Saved entries

--------------------

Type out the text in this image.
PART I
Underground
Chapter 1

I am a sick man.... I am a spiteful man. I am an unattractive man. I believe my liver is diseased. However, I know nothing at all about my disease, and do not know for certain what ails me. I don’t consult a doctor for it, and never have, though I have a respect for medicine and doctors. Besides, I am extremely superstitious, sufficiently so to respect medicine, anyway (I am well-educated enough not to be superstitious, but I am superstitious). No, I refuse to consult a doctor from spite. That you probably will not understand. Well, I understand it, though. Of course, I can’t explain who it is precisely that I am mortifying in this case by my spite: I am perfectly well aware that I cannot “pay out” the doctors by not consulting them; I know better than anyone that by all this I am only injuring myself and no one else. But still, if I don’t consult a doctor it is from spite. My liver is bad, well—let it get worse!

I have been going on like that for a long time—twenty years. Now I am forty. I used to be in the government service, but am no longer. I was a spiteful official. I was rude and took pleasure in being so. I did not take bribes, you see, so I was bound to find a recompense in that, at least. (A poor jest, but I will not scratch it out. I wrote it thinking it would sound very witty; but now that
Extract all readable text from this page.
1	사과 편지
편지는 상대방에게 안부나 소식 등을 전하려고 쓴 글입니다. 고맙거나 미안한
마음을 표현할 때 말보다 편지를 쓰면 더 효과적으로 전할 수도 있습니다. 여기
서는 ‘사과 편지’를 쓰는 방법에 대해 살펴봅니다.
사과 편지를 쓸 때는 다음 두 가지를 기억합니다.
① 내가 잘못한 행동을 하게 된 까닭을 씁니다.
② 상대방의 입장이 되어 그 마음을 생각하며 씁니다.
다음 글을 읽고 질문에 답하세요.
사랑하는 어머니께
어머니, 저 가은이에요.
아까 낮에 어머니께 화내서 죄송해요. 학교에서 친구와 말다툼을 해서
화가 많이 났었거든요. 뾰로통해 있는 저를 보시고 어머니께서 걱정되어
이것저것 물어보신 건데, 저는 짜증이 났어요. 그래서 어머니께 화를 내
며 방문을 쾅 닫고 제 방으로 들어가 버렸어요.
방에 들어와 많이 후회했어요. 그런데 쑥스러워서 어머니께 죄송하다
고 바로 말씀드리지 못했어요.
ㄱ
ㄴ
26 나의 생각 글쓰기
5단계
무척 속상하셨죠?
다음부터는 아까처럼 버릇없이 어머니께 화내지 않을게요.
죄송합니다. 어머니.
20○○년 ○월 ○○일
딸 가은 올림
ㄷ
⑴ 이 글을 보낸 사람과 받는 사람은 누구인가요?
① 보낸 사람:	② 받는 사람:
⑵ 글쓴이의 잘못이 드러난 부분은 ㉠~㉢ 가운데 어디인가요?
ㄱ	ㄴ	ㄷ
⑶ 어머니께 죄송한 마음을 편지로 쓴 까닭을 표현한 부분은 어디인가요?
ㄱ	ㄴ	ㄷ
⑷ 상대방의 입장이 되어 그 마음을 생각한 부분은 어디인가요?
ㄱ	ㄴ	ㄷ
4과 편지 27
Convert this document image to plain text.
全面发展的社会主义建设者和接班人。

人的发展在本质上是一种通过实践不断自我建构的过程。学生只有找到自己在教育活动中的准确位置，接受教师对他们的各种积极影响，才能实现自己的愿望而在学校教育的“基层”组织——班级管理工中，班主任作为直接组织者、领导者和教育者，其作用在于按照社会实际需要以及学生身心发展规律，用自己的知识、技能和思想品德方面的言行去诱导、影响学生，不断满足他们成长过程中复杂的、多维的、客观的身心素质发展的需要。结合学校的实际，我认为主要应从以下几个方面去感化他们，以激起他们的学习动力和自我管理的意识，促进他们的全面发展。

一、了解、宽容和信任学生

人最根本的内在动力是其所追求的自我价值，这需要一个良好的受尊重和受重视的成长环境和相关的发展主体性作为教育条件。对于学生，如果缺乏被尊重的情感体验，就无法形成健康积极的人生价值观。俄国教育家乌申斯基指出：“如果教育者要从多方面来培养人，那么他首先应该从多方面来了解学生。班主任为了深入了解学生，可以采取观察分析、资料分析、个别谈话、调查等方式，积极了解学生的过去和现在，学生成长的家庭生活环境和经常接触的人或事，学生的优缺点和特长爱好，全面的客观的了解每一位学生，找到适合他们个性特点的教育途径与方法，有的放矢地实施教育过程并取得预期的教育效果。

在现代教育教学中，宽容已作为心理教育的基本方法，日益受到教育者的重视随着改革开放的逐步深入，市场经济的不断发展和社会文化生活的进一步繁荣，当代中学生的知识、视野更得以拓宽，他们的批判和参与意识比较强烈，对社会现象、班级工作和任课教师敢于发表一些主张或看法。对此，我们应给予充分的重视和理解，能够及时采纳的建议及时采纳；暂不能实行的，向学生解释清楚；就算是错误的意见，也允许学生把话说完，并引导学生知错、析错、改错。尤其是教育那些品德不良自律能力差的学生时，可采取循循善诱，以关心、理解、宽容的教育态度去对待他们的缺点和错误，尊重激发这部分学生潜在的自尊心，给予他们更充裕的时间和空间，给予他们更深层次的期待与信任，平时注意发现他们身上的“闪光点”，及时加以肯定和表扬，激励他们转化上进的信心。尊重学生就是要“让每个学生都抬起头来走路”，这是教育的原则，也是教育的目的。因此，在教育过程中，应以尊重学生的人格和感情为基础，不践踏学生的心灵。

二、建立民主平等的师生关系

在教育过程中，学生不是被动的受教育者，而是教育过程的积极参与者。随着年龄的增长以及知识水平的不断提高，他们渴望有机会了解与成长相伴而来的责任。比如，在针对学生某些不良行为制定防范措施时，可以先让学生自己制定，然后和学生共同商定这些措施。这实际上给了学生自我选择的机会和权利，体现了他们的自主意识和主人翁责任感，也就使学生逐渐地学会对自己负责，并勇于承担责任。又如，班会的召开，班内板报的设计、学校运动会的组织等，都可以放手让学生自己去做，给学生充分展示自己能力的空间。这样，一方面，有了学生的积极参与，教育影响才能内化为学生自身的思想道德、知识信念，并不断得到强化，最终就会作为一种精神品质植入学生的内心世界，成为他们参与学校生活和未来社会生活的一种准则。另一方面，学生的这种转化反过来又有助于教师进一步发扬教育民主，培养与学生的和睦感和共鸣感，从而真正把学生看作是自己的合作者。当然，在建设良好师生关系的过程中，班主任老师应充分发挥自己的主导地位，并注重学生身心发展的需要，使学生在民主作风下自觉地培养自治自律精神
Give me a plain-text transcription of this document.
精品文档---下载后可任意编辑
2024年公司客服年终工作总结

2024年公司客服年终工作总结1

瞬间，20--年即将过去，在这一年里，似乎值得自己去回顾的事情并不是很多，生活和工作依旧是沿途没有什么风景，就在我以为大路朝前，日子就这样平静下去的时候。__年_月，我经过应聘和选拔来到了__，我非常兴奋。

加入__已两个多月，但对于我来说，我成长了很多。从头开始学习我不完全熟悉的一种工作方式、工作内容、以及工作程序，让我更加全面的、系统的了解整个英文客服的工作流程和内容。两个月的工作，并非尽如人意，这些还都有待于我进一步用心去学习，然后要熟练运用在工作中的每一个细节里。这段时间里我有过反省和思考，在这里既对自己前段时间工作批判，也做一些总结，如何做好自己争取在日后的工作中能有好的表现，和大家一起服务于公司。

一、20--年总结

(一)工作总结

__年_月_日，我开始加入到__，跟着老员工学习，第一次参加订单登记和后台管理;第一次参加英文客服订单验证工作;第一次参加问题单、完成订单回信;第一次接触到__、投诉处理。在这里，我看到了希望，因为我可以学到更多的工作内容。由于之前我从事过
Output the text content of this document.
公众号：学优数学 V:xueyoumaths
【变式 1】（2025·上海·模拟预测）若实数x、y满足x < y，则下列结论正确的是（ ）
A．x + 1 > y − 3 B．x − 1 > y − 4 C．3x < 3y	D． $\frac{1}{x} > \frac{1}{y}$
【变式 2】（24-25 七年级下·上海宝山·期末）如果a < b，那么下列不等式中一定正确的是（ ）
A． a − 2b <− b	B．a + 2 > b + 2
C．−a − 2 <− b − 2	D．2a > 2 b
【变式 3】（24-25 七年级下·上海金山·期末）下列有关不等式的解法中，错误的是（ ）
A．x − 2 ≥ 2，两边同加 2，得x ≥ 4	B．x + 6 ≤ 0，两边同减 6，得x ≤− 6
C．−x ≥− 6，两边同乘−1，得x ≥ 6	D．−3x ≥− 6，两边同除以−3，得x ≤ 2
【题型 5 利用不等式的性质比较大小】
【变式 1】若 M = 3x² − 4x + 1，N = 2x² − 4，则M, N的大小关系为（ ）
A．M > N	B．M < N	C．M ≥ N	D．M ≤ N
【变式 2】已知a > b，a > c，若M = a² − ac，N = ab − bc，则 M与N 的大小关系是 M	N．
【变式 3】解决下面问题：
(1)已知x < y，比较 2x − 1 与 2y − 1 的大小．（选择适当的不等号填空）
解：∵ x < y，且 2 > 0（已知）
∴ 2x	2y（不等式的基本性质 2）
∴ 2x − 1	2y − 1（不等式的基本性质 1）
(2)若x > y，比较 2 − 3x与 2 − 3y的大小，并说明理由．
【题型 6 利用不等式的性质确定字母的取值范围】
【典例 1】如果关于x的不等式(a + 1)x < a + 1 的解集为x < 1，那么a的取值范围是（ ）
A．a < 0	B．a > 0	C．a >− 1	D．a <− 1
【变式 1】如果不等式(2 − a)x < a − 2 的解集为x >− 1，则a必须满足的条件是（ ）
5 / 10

--------------------

#### [WHAT TO PRODUCE]
Using the listing, collect all lines in which the string "어디인가요" is found.

#### [OUTPUT FOR THIS TASK]
⑵ 글쓴이의 잘못이 드러난 부분은 ㉠~㉢ 가운데 어디인가요?
⑶ 어머니께 죄송한 마음을 편지로 쓴 까닭을 표현한 부분은 어디인가요?
⑷ 상대방의 입장이 되어 그 마음을 생각한 부분은 어디인가요?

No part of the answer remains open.